▶ **Task to carry out**
Can you format the data as a numbered list, starting with the line that contains "Identify all the" and continuing through the line that contains "marker-official-publication (580, 314, 638, 372)", both included, with blank lines omitted?

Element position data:

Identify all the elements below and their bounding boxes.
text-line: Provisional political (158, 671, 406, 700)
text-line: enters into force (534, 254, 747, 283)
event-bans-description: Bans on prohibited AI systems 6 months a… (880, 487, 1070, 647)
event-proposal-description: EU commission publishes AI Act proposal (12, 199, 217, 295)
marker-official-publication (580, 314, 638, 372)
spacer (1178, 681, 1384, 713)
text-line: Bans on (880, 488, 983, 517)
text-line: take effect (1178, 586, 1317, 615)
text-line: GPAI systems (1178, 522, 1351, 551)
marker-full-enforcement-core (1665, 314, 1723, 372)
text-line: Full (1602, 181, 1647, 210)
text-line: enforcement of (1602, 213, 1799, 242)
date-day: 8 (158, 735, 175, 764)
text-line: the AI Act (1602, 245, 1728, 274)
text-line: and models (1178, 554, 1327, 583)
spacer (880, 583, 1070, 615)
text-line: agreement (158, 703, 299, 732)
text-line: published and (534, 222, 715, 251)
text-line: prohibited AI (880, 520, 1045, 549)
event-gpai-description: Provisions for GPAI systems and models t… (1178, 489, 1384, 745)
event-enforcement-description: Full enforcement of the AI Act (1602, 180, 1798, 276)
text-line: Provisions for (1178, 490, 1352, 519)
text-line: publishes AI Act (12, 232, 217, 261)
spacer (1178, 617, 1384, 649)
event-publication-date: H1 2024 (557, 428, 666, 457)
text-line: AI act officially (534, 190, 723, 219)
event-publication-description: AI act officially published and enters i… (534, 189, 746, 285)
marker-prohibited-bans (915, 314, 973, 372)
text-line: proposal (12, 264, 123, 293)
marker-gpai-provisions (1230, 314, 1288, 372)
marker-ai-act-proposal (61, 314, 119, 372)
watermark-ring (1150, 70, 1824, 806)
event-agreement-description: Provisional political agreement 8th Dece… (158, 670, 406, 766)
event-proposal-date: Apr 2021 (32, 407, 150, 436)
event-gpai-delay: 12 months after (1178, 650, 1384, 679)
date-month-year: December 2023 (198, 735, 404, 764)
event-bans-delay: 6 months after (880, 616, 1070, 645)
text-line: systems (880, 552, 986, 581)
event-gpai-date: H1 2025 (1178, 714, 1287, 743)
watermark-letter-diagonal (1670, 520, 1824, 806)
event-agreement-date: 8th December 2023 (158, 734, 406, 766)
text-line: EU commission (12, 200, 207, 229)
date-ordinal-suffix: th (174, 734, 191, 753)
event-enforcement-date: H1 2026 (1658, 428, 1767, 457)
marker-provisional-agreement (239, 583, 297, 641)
==
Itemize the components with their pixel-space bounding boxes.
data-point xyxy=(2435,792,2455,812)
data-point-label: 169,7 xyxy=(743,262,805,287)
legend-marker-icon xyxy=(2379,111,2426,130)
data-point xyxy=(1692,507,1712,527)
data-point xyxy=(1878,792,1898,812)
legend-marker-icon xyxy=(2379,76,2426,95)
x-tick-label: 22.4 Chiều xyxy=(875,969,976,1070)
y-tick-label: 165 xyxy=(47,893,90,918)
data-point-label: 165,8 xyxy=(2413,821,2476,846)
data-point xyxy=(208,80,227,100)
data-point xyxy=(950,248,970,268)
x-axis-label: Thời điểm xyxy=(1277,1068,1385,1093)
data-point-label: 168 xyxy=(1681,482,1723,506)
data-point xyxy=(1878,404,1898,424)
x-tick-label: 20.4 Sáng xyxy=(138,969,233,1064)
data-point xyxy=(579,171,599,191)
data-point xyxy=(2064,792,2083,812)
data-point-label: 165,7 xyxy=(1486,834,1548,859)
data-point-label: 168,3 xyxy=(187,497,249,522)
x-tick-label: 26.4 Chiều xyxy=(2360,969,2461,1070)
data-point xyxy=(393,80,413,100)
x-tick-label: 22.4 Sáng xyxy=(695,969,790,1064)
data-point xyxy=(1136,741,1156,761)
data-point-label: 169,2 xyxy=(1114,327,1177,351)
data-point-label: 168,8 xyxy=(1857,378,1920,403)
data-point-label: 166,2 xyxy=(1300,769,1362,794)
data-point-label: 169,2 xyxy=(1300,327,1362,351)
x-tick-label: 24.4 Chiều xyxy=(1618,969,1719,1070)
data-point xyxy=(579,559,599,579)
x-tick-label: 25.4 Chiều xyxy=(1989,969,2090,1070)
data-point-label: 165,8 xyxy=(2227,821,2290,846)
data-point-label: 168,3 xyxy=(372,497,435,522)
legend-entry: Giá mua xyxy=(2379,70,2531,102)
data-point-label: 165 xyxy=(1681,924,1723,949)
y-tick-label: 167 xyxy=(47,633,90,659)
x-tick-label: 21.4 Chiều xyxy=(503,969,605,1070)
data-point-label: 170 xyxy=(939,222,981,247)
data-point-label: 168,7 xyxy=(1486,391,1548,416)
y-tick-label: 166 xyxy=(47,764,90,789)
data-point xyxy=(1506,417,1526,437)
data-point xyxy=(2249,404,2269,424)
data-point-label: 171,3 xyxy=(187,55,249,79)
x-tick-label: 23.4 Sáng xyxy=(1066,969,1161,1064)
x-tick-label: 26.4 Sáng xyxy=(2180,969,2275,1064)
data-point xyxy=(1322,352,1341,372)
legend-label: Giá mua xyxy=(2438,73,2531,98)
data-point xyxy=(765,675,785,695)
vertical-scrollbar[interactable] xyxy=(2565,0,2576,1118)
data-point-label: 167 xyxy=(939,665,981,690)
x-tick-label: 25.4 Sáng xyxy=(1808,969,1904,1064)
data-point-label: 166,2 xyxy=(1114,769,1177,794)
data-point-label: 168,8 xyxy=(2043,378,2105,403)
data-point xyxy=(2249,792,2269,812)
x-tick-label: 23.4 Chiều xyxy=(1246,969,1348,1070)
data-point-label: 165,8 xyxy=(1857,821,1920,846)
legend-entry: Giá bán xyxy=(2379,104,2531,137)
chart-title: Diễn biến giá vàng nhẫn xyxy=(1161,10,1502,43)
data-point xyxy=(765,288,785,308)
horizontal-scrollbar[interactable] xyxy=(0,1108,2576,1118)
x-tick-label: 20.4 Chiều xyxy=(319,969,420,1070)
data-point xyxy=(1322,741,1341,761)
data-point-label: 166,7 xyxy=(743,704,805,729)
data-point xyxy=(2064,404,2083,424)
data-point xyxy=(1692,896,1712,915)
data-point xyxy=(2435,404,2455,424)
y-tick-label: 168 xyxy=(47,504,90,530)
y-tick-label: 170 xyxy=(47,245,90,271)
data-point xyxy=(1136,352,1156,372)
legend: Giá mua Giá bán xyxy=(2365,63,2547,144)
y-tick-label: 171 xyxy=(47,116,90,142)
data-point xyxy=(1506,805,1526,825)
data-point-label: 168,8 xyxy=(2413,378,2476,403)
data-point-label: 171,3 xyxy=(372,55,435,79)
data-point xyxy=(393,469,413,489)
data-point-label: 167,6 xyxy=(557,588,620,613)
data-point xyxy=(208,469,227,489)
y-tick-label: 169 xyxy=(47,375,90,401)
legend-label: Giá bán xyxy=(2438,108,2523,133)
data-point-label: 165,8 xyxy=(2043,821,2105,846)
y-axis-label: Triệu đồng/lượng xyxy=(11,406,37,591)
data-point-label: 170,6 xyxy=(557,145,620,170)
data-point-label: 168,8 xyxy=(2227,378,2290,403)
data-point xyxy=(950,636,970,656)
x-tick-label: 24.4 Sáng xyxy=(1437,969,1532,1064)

▶ **Written answer**
1. Identify all the elements below and their bounding boxes.
2. text-line: Provisional political (158, 671, 406, 700)
3. text-line: enters into force (534, 254, 747, 283)
4. event-bans-description: Bans on prohibited AI systems 6 months a… (880, 487, 1070, 647)
5. event-proposal-description: EU commission publishes AI Act proposal (12, 199, 217, 295)
6. marker-official-publication (580, 314, 638, 372)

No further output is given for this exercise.